ROWS:
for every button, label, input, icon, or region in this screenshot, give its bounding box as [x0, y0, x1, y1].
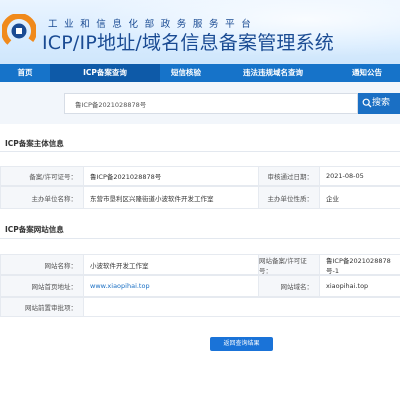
- site-header: 工业和信息化部政务服务平台 ICP/IP地址/域名信息备案管理系统: [0, 0, 400, 64]
- nav-home[interactable]: 首页: [0, 64, 50, 82]
- table-row: 主办单位名称： 东营市垦利区兴隆街道小波软件开发工作室 主办单位性质： 企业: [0, 186, 400, 209]
- site-title: ICP/IP地址/域名信息备案管理系统: [42, 32, 334, 54]
- field-label: 网站名称：: [0, 254, 84, 275]
- table-row: 网站前置审批项：: [0, 297, 400, 317]
- field-value: [84, 297, 400, 317]
- field-label: 网站前置审批项：: [0, 297, 84, 317]
- field-label: 审核通过日期：: [258, 166, 320, 186]
- nav-illegal-domain-query[interactable]: 违法违规域名查询: [212, 64, 334, 82]
- search-input[interactable]: [64, 93, 358, 114]
- table-row: 网站首页地址： www.xiaopihai.top 网站域名： xiaopiha…: [0, 275, 400, 297]
- field-value: 企业: [320, 186, 400, 209]
- field-value: 东营市垦利区兴隆街道小波软件开发工作室: [84, 186, 258, 209]
- nav-icp-query[interactable]: ICP备案查询: [50, 64, 160, 82]
- divider: [0, 151, 400, 152]
- table-row: 网站名称： 小波软件开发工作室 网站备案/许可证号： 鲁ICP备20210288…: [0, 254, 400, 275]
- search-area: 搜索: [0, 82, 400, 124]
- search-button[interactable]: 搜索: [358, 93, 400, 114]
- field-label: 网站域名：: [258, 275, 320, 297]
- nav-sms-verify[interactable]: 短信核验: [160, 64, 212, 82]
- miit-logo-icon: [2, 14, 36, 48]
- main-nav: 首页 ICP备案查询 短信核验 违法违规域名查询 通知公告: [0, 64, 400, 82]
- field-label: 主办单位性质：: [258, 186, 320, 209]
- section-title-subject: ICP备案主体信息: [5, 139, 64, 148]
- table-row: 备案/许可证号： 鲁ICP备2021028878号 审核通过日期： 2021-0…: [0, 166, 400, 186]
- field-label: 备案/许可证号：: [0, 166, 84, 186]
- field-value: 鲁ICP备2021028878号-1: [320, 254, 400, 275]
- search-button-label: 搜索: [372, 98, 391, 108]
- field-value: 鲁ICP备2021028878号: [84, 166, 258, 186]
- field-value: 小波软件开发工作室: [84, 254, 258, 275]
- search-icon: [362, 98, 372, 108]
- field-label: 网站备案/许可证号：: [258, 254, 320, 275]
- back-to-results-button[interactable]: 返回查询结果: [210, 337, 273, 351]
- field-value: xiaopihai.top: [320, 275, 400, 297]
- divider: [0, 238, 400, 239]
- nav-notices[interactable]: 通知公告: [334, 64, 400, 82]
- homepage-link[interactable]: www.xiaopihai.top: [84, 275, 258, 297]
- field-label: 网站首页地址：: [0, 275, 84, 297]
- section-title-website: ICP备案网站信息: [5, 225, 64, 234]
- field-label: 主办单位名称：: [0, 186, 84, 209]
- field-value: 2021-08-05: [320, 166, 400, 186]
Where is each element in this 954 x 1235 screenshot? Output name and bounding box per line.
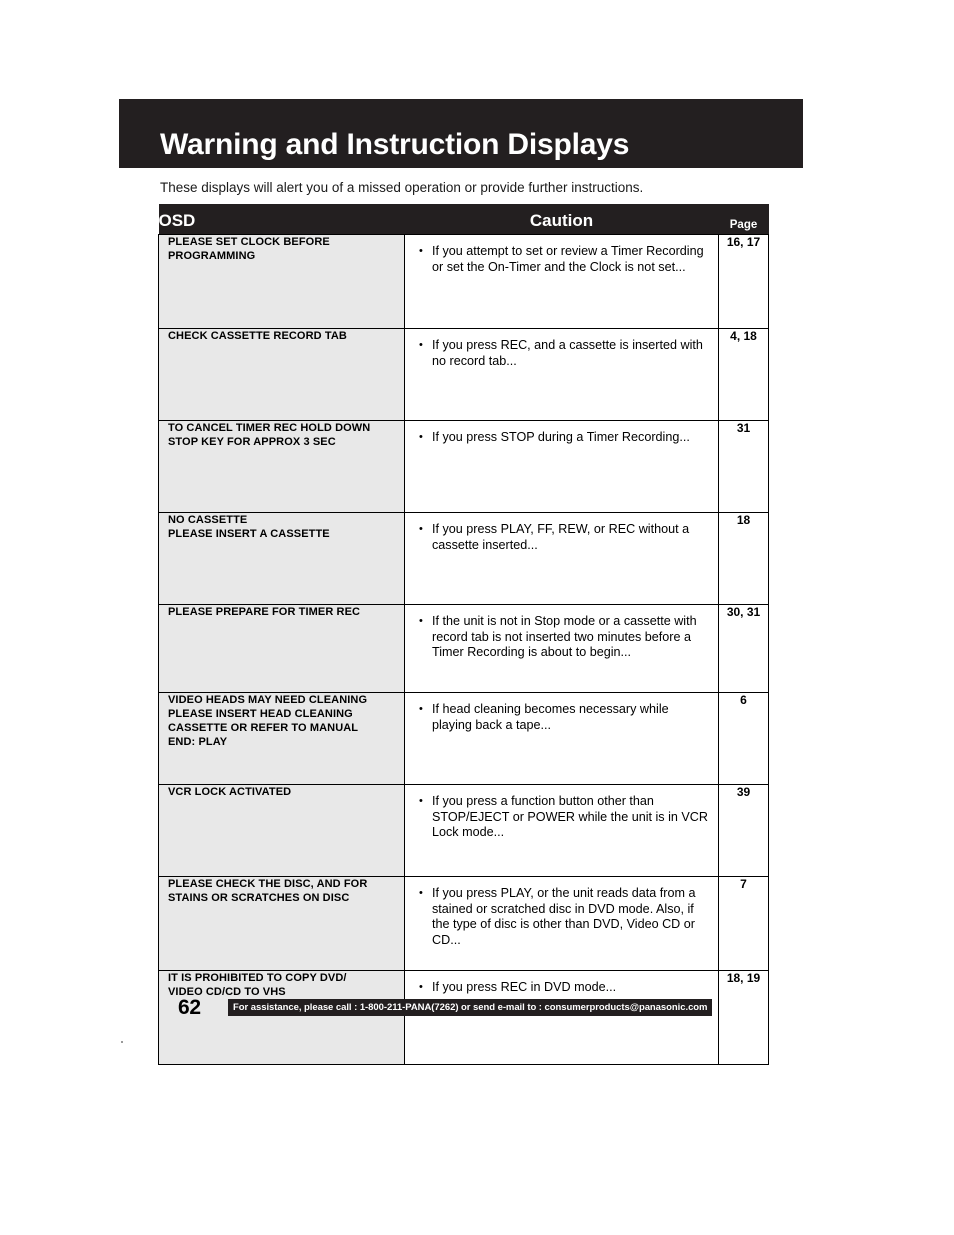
- table-header: OSD Caution Page: [159, 204, 769, 235]
- caution-description-cell: •If the unit is not in Stop mode or a ca…: [405, 605, 719, 693]
- table-row: TO CANCEL TIMER REC HOLD DOWNSTOP KEY FO…: [159, 421, 769, 513]
- caution-description-cell: •If you attempt to set or review a Timer…: [405, 235, 719, 329]
- bullet-icon: •: [419, 338, 432, 353]
- bullet-icon: •: [419, 702, 432, 717]
- osd-message-cell: VCR LOCK ACTIVATED: [159, 785, 405, 877]
- page-number: 62: [178, 996, 201, 1020]
- table-row: PLEASE CHECK THE DISC, AND FORSTAINS OR …: [159, 877, 769, 971]
- osd-message-text: PLEASE PREPARE FOR TIMER REC: [168, 605, 398, 619]
- table-row: CHECK CASSETTE RECORD TAB •If you press R…: [159, 329, 769, 421]
- osd-message-cell: NO CASSETTEPLEASE INSERT A CASSETTE: [159, 513, 405, 605]
- bullet-icon: •: [419, 614, 432, 629]
- column-header-caution: Caution: [405, 204, 719, 235]
- caution-text: If you press REC in DVD mode...: [432, 980, 708, 996]
- table-row: IT IS PROHIBITED TO COPY DVD/VIDEO CD/CD…: [159, 971, 769, 1065]
- caution-description-cell: •If head cleaning becomes necessary whil…: [405, 693, 719, 785]
- osd-message-cell: VIDEO HEADS MAY NEED CLEANINGPLEASE INSE…: [159, 693, 405, 785]
- table-row: VIDEO HEADS MAY NEED CLEANINGPLEASE INSE…: [159, 693, 769, 785]
- table-row: NO CASSETTEPLEASE INSERT A CASSETTE•If y…: [159, 513, 769, 605]
- osd-message-text: PLEASE CHECK THE DISC, AND FORSTAINS OR …: [168, 877, 398, 905]
- page-title: Warning and Instruction Displays: [119, 130, 629, 168]
- osd-message-text: CHECK CASSETTE RECORD TAB: [168, 329, 398, 343]
- page-reference-cell: 30, 31: [719, 605, 769, 693]
- column-header-osd: OSD: [159, 204, 405, 235]
- table-body: PLEASE SET CLOCK BEFOREPROGRAMMING•If yo…: [159, 235, 769, 1065]
- osd-message-text: VIDEO HEADS MAY NEED CLEANINGPLEASE INSE…: [168, 693, 398, 749]
- column-header-page: Page: [719, 204, 769, 235]
- bullet-icon: •: [419, 522, 432, 537]
- page-reference-cell: 7: [719, 877, 769, 971]
- table-row: PLEASE PREPARE FOR TIMER REC •If the unit…: [159, 605, 769, 693]
- assistance-banner: For assistance, please call : 1-800-211-…: [228, 999, 712, 1016]
- table-row: PLEASE SET CLOCK BEFOREPROGRAMMING•If yo…: [159, 235, 769, 329]
- osd-message-text: TO CANCEL TIMER REC HOLD DOWNSTOP KEY FO…: [168, 421, 398, 449]
- caution-text: If you press PLAY, or the unit reads dat…: [432, 886, 708, 948]
- osd-message-text: NO CASSETTEPLEASE INSERT A CASSETTE: [168, 513, 398, 541]
- caution-description-cell: •If you press REC, and a cassette is ins…: [405, 329, 719, 421]
- page-reference-cell: 18: [719, 513, 769, 605]
- osd-message-text: IT IS PROHIBITED TO COPY DVD/VIDEO CD/CD…: [168, 971, 398, 999]
- bullet-icon: •: [419, 886, 432, 901]
- page-reference-cell: 18, 19: [719, 971, 769, 1065]
- osd-message-text: PLEASE SET CLOCK BEFOREPROGRAMMING: [168, 235, 398, 263]
- caution-text: If you attempt to set or review a Timer …: [432, 244, 708, 275]
- caution-text: If the unit is not in Stop mode or a cas…: [432, 614, 708, 661]
- page-reference-cell: 6: [719, 693, 769, 785]
- osd-message-cell: PLEASE SET CLOCK BEFOREPROGRAMMING: [159, 235, 405, 329]
- caution-description-cell: •If you press PLAY, FF, REW, or REC with…: [405, 513, 719, 605]
- caution-text: If you press STOP during a Timer Recordi…: [432, 430, 708, 446]
- table-header-row: OSD Caution Page: [159, 204, 769, 235]
- assistance-text: For assistance, please call : 1-800-211-…: [233, 1002, 707, 1013]
- page-reference-cell: 31: [719, 421, 769, 513]
- caution-description-cell: •If you press a function button other th…: [405, 785, 719, 877]
- warning-displays-table: OSD Caution Page PLEASE SET CLOCK BEFORE…: [158, 204, 769, 1065]
- caution-text: If you press a function button other tha…: [432, 794, 708, 841]
- bullet-icon: •: [419, 794, 432, 809]
- osd-message-cell: PLEASE PREPARE FOR TIMER REC: [159, 605, 405, 693]
- bullet-icon: •: [419, 430, 432, 445]
- caution-text: If you press PLAY, FF, REW, or REC witho…: [432, 522, 708, 553]
- page-title-bar: Warning and Instruction Displays: [119, 99, 803, 168]
- osd-message-text: VCR LOCK ACTIVATED: [168, 785, 398, 799]
- caution-description-cell: •If you press PLAY, or the unit reads da…: [405, 877, 719, 971]
- page-reference-cell: 4, 18: [719, 329, 769, 421]
- intro-text: These displays will alert you of a misse…: [160, 180, 643, 196]
- bullet-icon: •: [419, 244, 432, 259]
- bullet-icon: •: [419, 980, 432, 995]
- page-reference-cell: 16, 17: [719, 235, 769, 329]
- osd-message-cell: TO CANCEL TIMER REC HOLD DOWNSTOP KEY FO…: [159, 421, 405, 513]
- caution-description-cell: •If you press STOP during a Timer Record…: [405, 421, 719, 513]
- print-speck: [121, 1041, 123, 1043]
- caution-text: If head cleaning becomes necessary while…: [432, 702, 708, 733]
- caution-description-cell: •If you press REC in DVD mode...: [405, 971, 719, 1065]
- table-row: VCR LOCK ACTIVATED •If you press a functi…: [159, 785, 769, 877]
- caution-text: If you press REC, and a cassette is inse…: [432, 338, 708, 369]
- osd-message-cell: CHECK CASSETTE RECORD TAB: [159, 329, 405, 421]
- page-reference-cell: 39: [719, 785, 769, 877]
- osd-message-cell: PLEASE CHECK THE DISC, AND FORSTAINS OR …: [159, 877, 405, 971]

DO THIS:
In the records, rename "table-row" to "info-row" in the lines starting with the line with "- site-header: 工业和信息化部政务服务平台" and going on through the line with "- search-button[interactable]: 搜索: [358, 93, 400, 114]". Give those lines again with that one change and everything else unchanged.

PROBLEM SOLUTION:
- site-header: 工业和信息化部政务服务平台 ICP/IP地址/域名信息备案管理系统: [0, 0, 400, 64]
- nav-home[interactable]: 首页: [0, 64, 50, 82]
- info-row: 主办单位名称： 东营市垦利区兴隆街道小波软件开发工作室 主办单位性质： 企业: [0, 186, 400, 209]
- site-title: ICP/IP地址/域名信息备案管理系统: [42, 32, 334, 54]
- field-label: 网站名称：: [0, 254, 84, 275]
- info-row: 网站前置审批项：: [0, 297, 400, 317]
- field-value: [84, 297, 400, 317]
- field-label: 网站前置审批项：: [0, 297, 84, 317]
- field-label: 审核通过日期：: [258, 166, 320, 186]
- nav-illegal-domain-query[interactable]: 违法违规域名查询: [212, 64, 334, 82]
- search-input[interactable]: [64, 93, 358, 114]
- info-row: 网站首页地址： www.xiaopihai.top 网站域名： xiaopiha…: [0, 275, 400, 297]
- field-value: 企业: [320, 186, 400, 209]
- field-value: 东营市垦利区兴隆街道小波软件开发工作室: [84, 186, 258, 209]
- nav-icp-query[interactable]: ICP备案查询: [50, 64, 160, 82]
- divider: [0, 151, 400, 152]
- info-row: 网站名称： 小波软件开发工作室 网站备案/许可证号： 鲁ICP备20210288…: [0, 254, 400, 275]
- search-area: 搜索: [0, 82, 400, 124]
- search-button[interactable]: 搜索: [358, 93, 400, 114]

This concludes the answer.